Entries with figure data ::

§ §

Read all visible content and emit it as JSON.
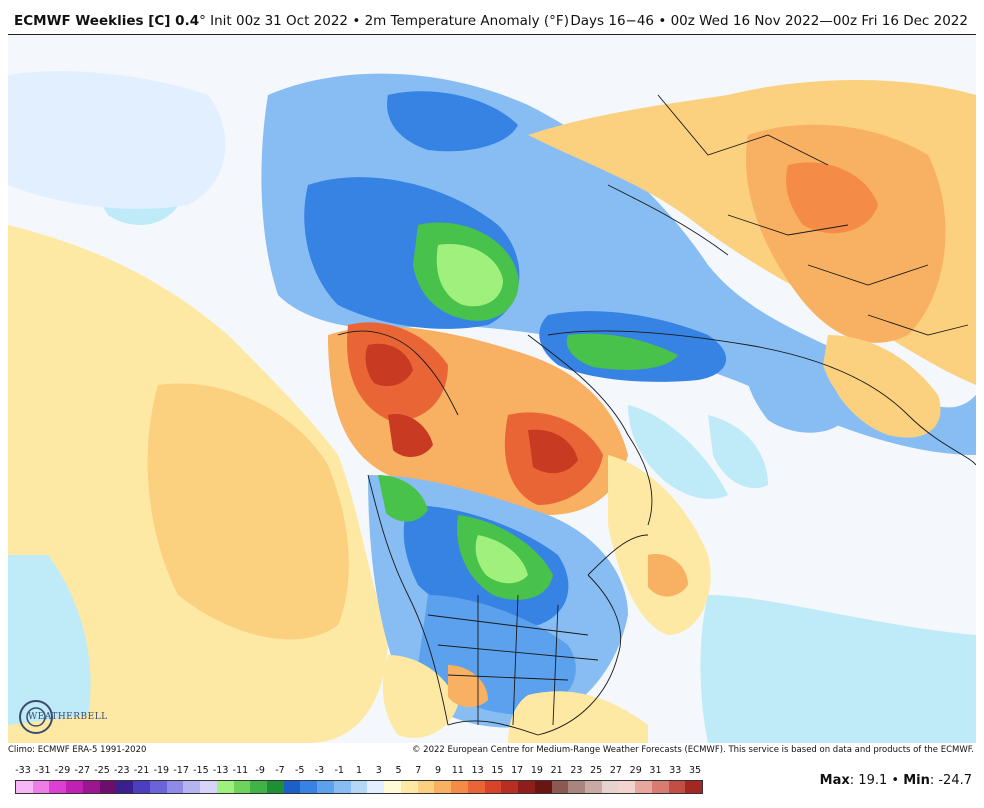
{
  "header": {
    "title_bold": "ECMWF Weeklies [C] 0.4",
    "title_rest": "° Init 00z 31 Oct 2022 • 2m Temperature Anomaly (°F)",
    "valid_range": "Days 16−46 • 00z Wed 16 Nov 2022—00z Fri 16 Dec 2022"
  },
  "footer": {
    "climo": "Climo: ECMWF ERA-5 1991-2020",
    "copyright": "© 2022 European Centre for Medium-Range Weather Forecasts (ECMWF). This service is based on data and products of the ECMWF."
  },
  "legend": {
    "ticks": [
      "-33",
      "-31",
      "-29",
      "-27",
      "-25",
      "-23",
      "-21",
      "-19",
      "-17",
      "-15",
      "-13",
      "-11",
      "-9",
      "-7",
      "-5",
      "-3",
      "-1",
      "1",
      "3",
      "5",
      "7",
      "9",
      "11",
      "13",
      "15",
      "17",
      "19",
      "21",
      "23",
      "25",
      "27",
      "29",
      "31",
      "33",
      "35"
    ],
    "colors": [
      "#f7b6f5",
      "#ef7de8",
      "#dd3fd4",
      "#c21fb5",
      "#9b1690",
      "#6e0e6c",
      "#3a1f8f",
      "#4b3fbf",
      "#6a63d9",
      "#8e8ae6",
      "#b5b3f0",
      "#d6d5f7",
      "#9ff07d",
      "#6fd25a",
      "#3fb345",
      "#1f8f35",
      "#1a60c8",
      "#3683e4",
      "#5ba1ee",
      "#87bdf3",
      "#b5d7f7",
      "#e2efff",
      "#fffbd6",
      "#fde9a4",
      "#fbd07f",
      "#f8b062",
      "#f48c48",
      "#ea6535",
      "#d8442a",
      "#b82e23",
      "#8e1d1b",
      "#6a1414",
      "#8a5a52",
      "#a8857e",
      "#c7aaa4",
      "#e6d3cf",
      "#f3d3cd",
      "#e8a79d",
      "#d87b70",
      "#c44e45",
      "#a52723"
    ],
    "max_label": "Max",
    "max_value": "19.1",
    "min_label": "Min",
    "min_value": "-24.7"
  },
  "logo": {
    "text": "WEATHERBELL"
  },
  "colors": {
    "background": "#f4f7fb",
    "warm_light": "#fde9a4",
    "warm_mid": "#f8b062",
    "warm_strong": "#ea6535",
    "warm_extreme": "#c93a22",
    "cold_light": "#b5d7f7",
    "cold_mid": "#5ba1ee",
    "cold_strong": "#2a6fd6",
    "green": "#49c24b",
    "light_green": "#9ff07d",
    "ocean_cyan": "#bfeaf7"
  }
}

§ §

Without the pictures, transcribe the listing above exactly.

SOLVED PROBLEM ::
Read all visible content and emit it as JSON.
{
  "header": {
    "title_bold": "ECMWF Weeklies [C] 0.4",
    "title_rest": "° Init 00z 31 Oct 2022 • 2m Temperature Anomaly (°F)",
    "valid_range": "Days 16−46 • 00z Wed 16 Nov 2022—00z Fri 16 Dec 2022"
  },
  "footer": {
    "climo": "Climo: ECMWF ERA-5 1991-2020",
    "copyright": "© 2022 European Centre for Medium-Range Weather Forecasts (ECMWF). This service is based on data and products of the ECMWF."
  },
  "legend": {
    "ticks": [
      "-33",
      "-31",
      "-29",
      "-27",
      "-25",
      "-23",
      "-21",
      "-19",
      "-17",
      "-15",
      "-13",
      "-11",
      "-9",
      "-7",
      "-5",
      "-3",
      "-1",
      "1",
      "3",
      "5",
      "7",
      "9",
      "11",
      "13",
      "15",
      "17",
      "19",
      "21",
      "23",
      "25",
      "27",
      "29",
      "31",
      "33",
      "35"
    ],
    "colors": [
      "#f7b6f5",
      "#ef7de8",
      "#dd3fd4",
      "#c21fb5",
      "#9b1690",
      "#6e0e6c",
      "#3a1f8f",
      "#4b3fbf",
      "#6a63d9",
      "#8e8ae6",
      "#b5b3f0",
      "#d6d5f7",
      "#9ff07d",
      "#6fd25a",
      "#3fb345",
      "#1f8f35",
      "#1a60c8",
      "#3683e4",
      "#5ba1ee",
      "#87bdf3",
      "#b5d7f7",
      "#e2efff",
      "#fffbd6",
      "#fde9a4",
      "#fbd07f",
      "#f8b062",
      "#f48c48",
      "#ea6535",
      "#d8442a",
      "#b82e23",
      "#8e1d1b",
      "#6a1414",
      "#8a5a52",
      "#a8857e",
      "#c7aaa4",
      "#e6d3cf",
      "#f3d3cd",
      "#e8a79d",
      "#d87b70",
      "#c44e45",
      "#a52723"
    ],
    "max_label": "Max",
    "max_value": "19.1",
    "min_label": "Min",
    "min_value": "-24.7"
  },
  "logo": {
    "text": "WEATHERBELL"
  },
  "colors": {
    "background": "#f4f7fb",
    "warm_light": "#fde9a4",
    "warm_mid": "#f8b062",
    "warm_strong": "#ea6535",
    "warm_extreme": "#c93a22",
    "cold_light": "#b5d7f7",
    "cold_mid": "#5ba1ee",
    "cold_strong": "#2a6fd6",
    "green": "#49c24b",
    "light_green": "#9ff07d",
    "ocean_cyan": "#bfeaf7"
  }
}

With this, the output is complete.